=== What you will do ===
Copy every line in which the string "image" occurs.

----------------

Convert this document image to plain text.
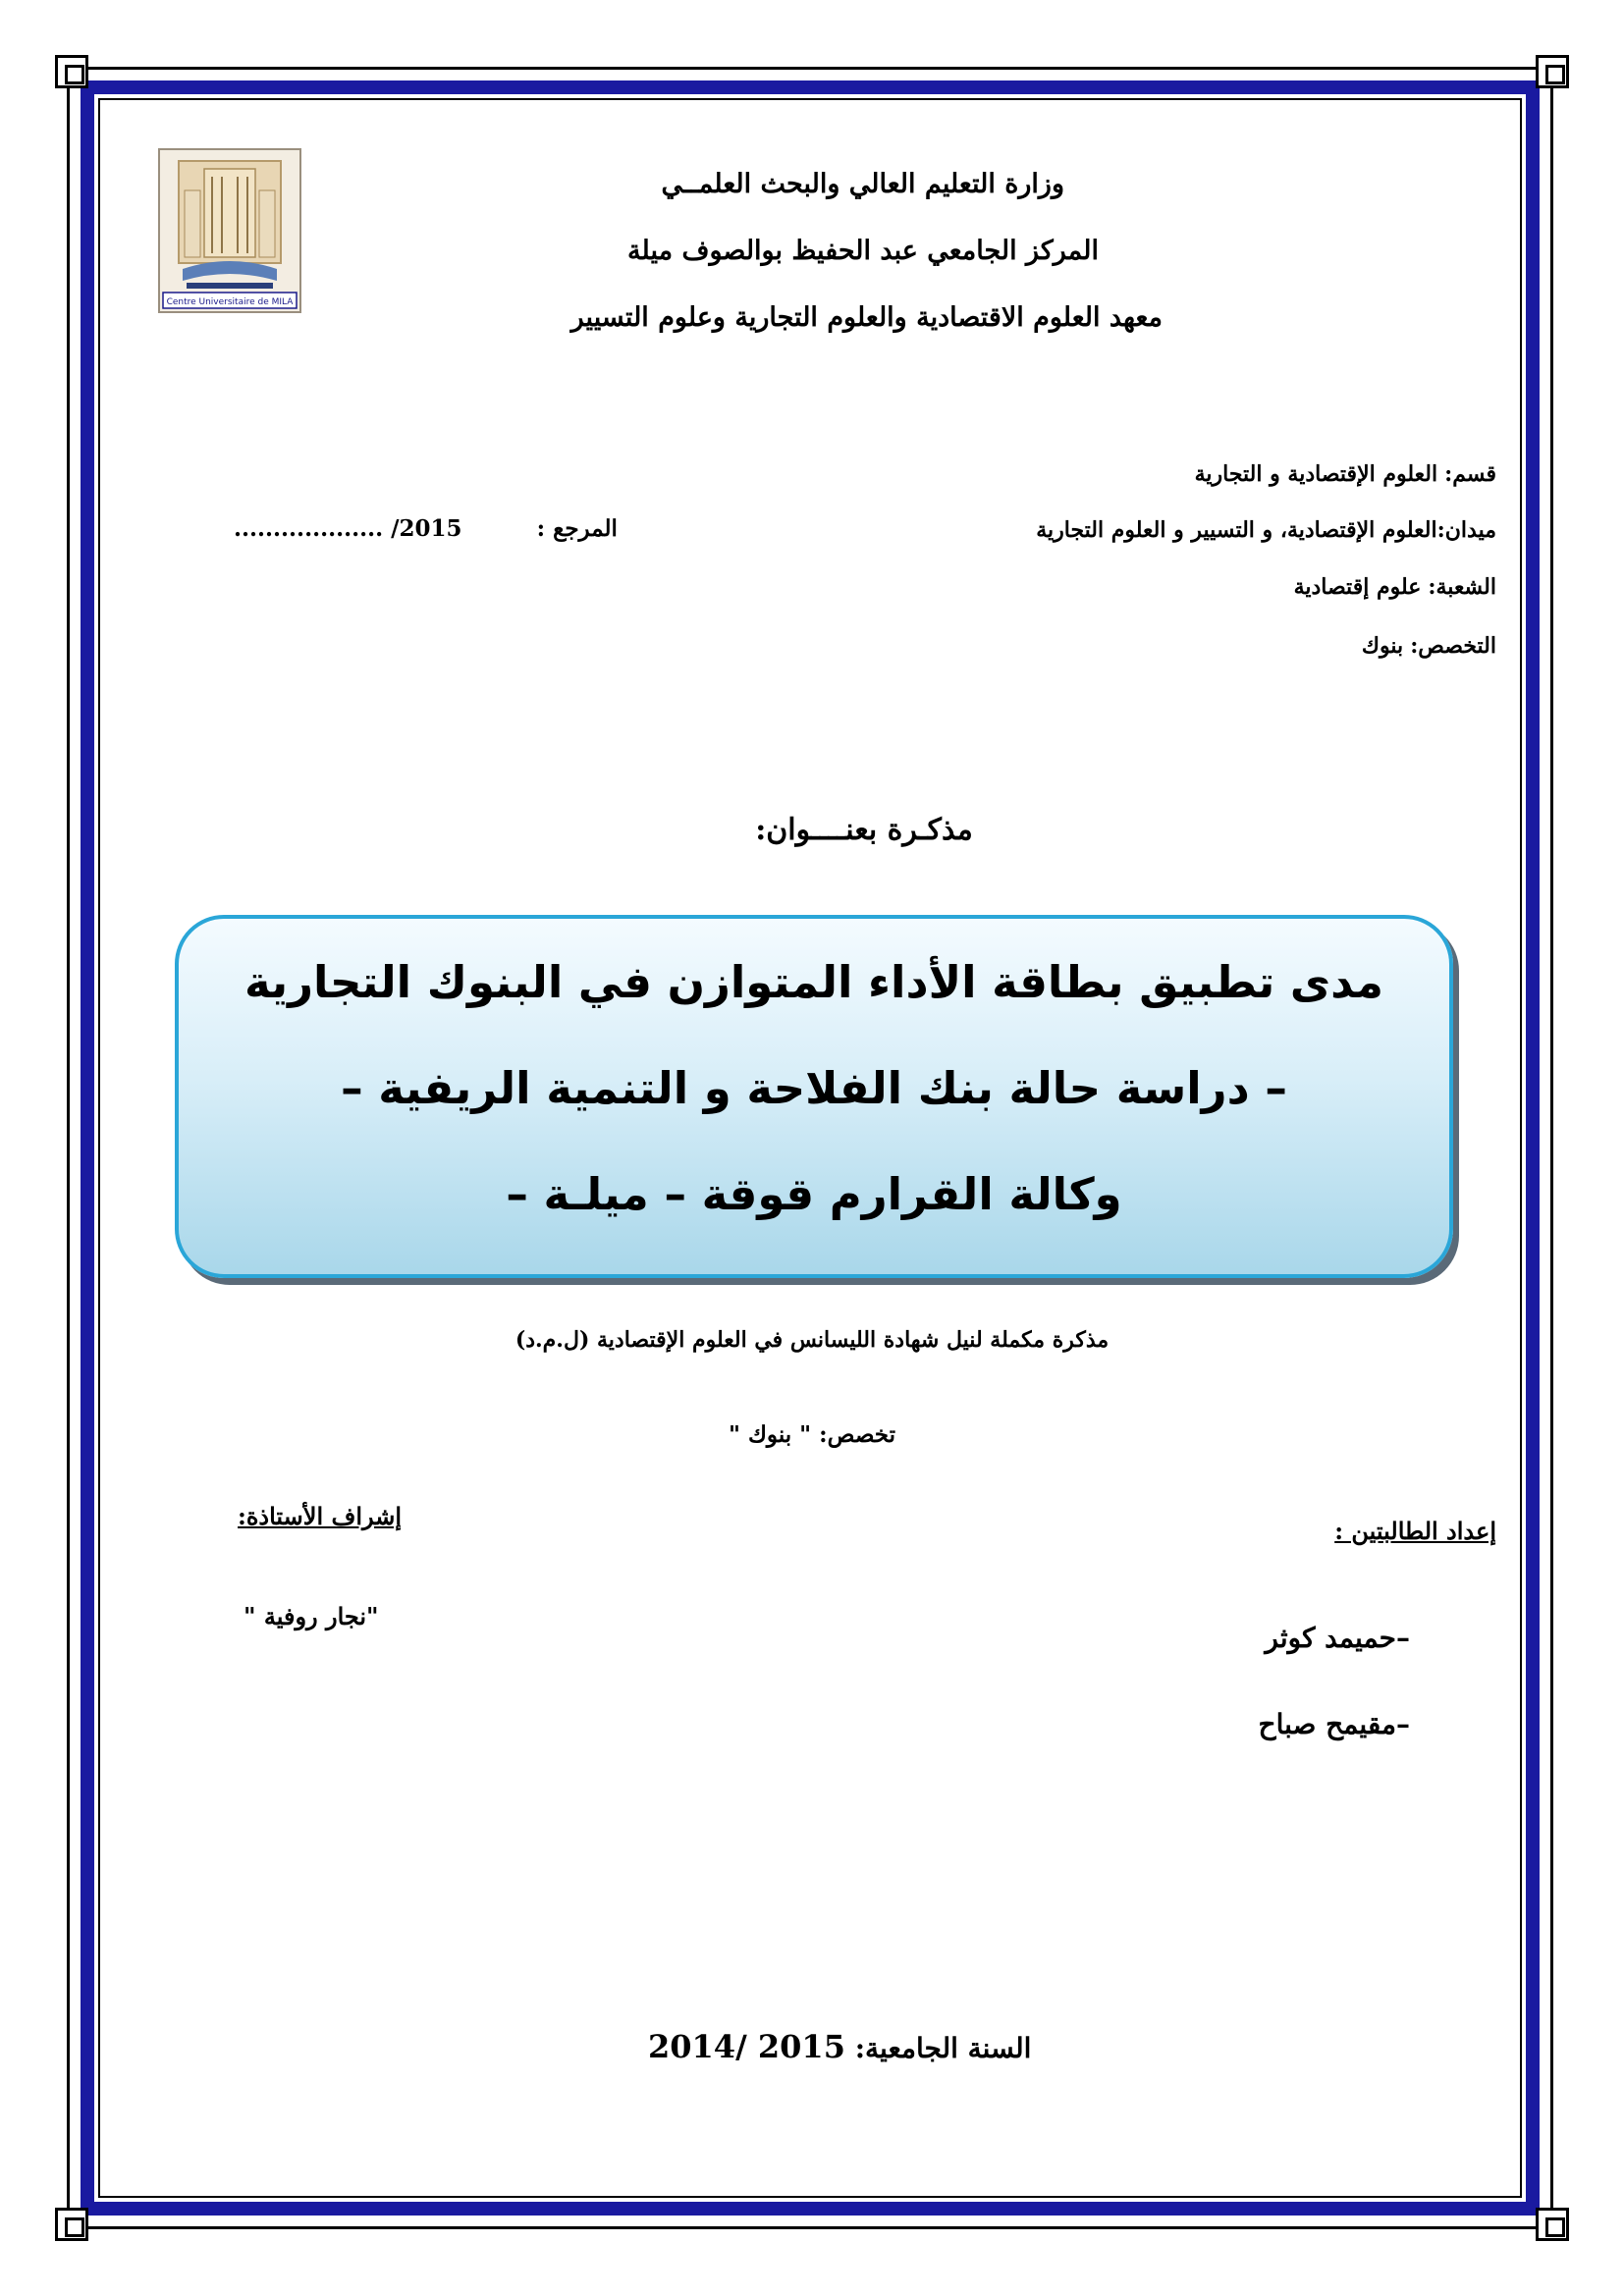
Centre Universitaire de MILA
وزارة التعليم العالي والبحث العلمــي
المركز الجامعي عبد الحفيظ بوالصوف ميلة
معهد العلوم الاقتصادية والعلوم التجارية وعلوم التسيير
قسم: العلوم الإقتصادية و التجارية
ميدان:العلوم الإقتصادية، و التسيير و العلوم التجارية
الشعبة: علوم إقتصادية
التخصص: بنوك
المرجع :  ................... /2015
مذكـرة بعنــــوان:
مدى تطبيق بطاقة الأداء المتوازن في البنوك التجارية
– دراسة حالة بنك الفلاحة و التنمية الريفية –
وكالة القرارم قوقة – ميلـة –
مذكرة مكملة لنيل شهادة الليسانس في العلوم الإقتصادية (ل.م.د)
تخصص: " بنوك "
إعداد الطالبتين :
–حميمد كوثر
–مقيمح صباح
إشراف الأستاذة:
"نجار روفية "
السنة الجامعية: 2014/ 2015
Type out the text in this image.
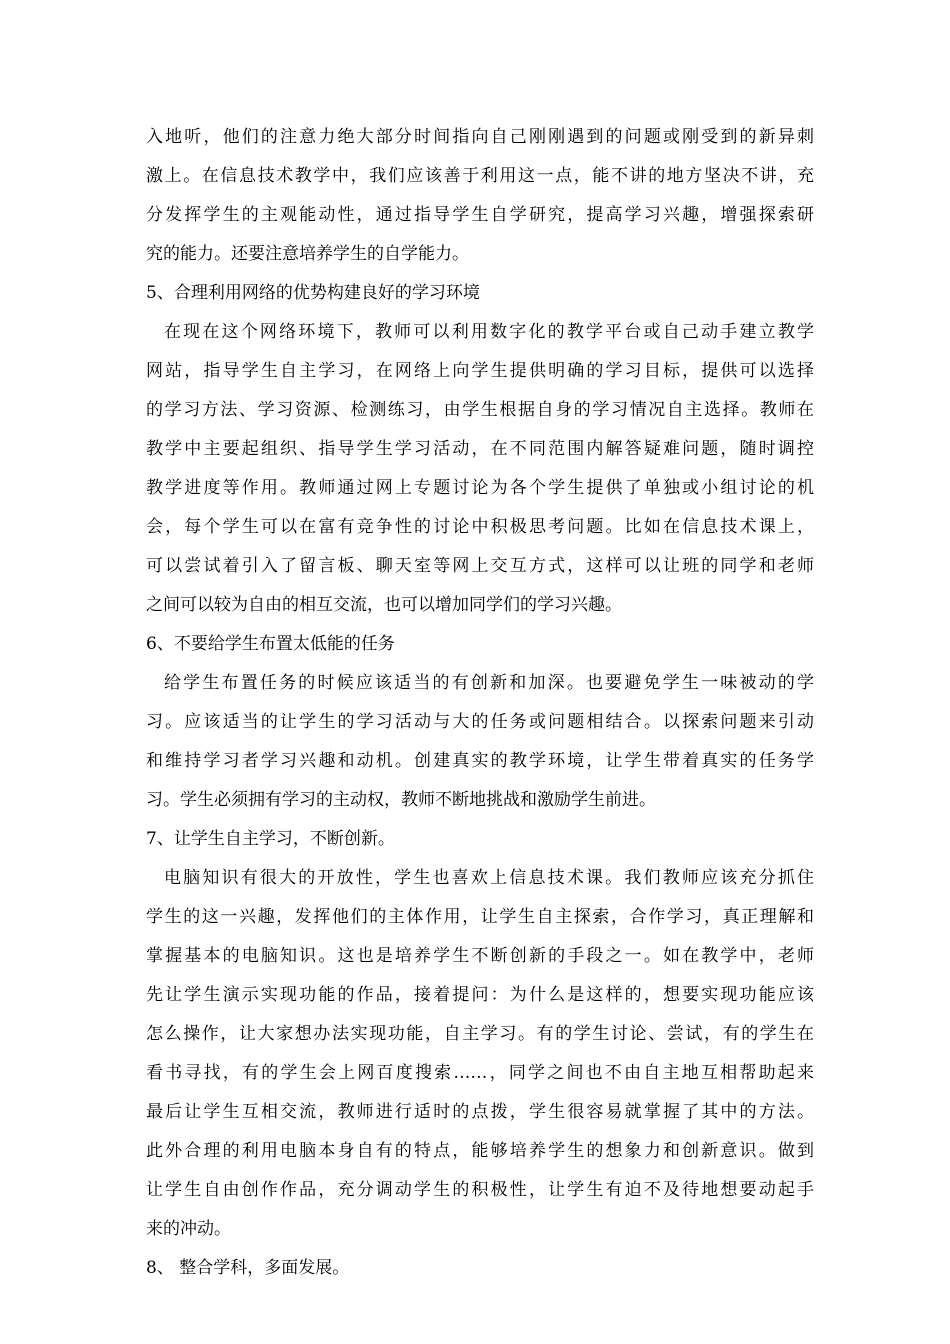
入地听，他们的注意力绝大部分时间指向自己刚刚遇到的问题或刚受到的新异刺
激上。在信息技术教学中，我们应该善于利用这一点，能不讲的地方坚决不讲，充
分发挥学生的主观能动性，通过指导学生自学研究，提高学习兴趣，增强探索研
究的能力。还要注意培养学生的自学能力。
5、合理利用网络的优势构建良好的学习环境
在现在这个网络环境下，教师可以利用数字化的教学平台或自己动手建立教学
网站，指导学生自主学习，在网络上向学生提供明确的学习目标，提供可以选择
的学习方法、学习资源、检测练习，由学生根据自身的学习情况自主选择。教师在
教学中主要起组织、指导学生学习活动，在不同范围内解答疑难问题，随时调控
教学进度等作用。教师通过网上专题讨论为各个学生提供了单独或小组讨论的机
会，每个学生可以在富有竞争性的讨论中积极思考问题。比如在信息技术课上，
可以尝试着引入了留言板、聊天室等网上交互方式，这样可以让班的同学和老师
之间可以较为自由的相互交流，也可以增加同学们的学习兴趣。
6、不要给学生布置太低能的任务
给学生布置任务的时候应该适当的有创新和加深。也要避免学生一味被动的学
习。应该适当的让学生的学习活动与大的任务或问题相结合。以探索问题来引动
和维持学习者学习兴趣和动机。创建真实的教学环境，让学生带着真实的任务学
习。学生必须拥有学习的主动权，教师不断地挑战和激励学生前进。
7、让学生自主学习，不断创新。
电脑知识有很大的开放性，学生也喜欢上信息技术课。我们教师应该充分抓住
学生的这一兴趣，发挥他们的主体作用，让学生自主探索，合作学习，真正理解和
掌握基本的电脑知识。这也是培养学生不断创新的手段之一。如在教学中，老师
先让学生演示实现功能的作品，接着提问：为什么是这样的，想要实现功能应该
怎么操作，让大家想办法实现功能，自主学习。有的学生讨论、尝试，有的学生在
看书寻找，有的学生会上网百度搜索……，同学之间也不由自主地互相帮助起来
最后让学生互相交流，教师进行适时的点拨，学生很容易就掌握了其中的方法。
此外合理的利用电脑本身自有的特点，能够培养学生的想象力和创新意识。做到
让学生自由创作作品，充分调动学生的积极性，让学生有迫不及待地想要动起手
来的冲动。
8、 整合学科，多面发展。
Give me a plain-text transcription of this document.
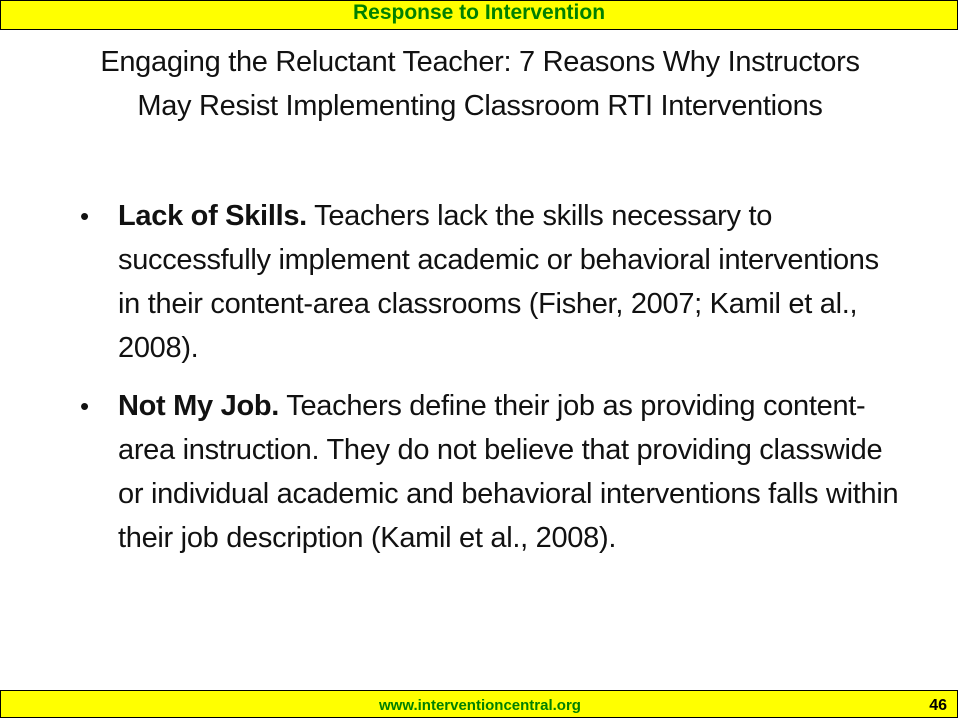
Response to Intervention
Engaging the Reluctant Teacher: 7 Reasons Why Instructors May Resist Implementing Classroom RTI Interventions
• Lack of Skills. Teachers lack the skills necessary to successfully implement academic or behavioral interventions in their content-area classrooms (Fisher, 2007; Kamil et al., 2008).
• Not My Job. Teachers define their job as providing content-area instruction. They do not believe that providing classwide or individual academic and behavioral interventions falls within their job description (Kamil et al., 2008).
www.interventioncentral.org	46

----------------

=== Reply to the exercise ===
Convert this document image to plain text.
Type out the text in this image.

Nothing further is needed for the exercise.